### Your task
Find how many lines contain "specific" and state only that number.

Saved entries
----------

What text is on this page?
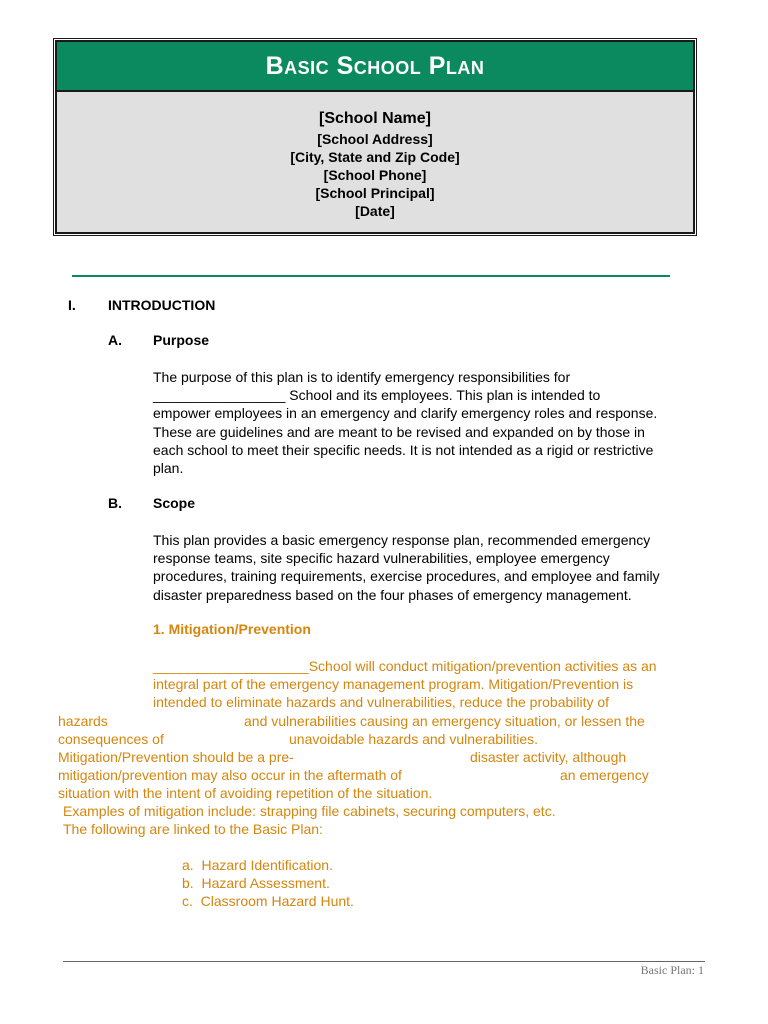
Basic School Plan
[School Name]
[School Address]
[City, State and Zip Code]
[School Phone]
[School Principal]
[Date]
I. INTRODUCTION
A. Purpose
The purpose of this plan is to identify emergency responsibilities for
_________________ School and its employees. This plan is intended to
empower employees in an emergency and clarify emergency roles and response.
These are guidelines and are meant to be revised and expanded on by those in
each school to meet their specific needs. It is not intended as a rigid or restrictive
plan.
B. Scope
This plan provides a basic emergency response plan, recommended emergency
response teams, site specific hazard vulnerabilities, employee emergency
procedures, training requirements, exercise procedures, and employee and family
disaster preparedness based on the four phases of emergency management.
1. Mitigation/Prevention
____________________School will conduct mitigation/prevention activities as an
integral part of the emergency management program. Mitigation/Prevention is
intended to eliminate hazards and vulnerabilities, reduce the probability of
hazards	and vulnerabilities causing an emergency situation, or lessen the
consequences of	unavoidable hazards and vulnerabilities.
Mitigation/Prevention should be a pre-	disaster activity, although
mitigation/prevention may also occur in the aftermath of	an emergency
situation with the intent of avoiding repetition of the situation.
Examples of mitigation include: strapping file cabinets, securing computers, etc.
The following are linked to the Basic Plan:
a. Hazard Identification.
b. Hazard Assessment.
c. Classroom Hazard Hunt.
Basic Plan: 1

----------

### Exercise answer
2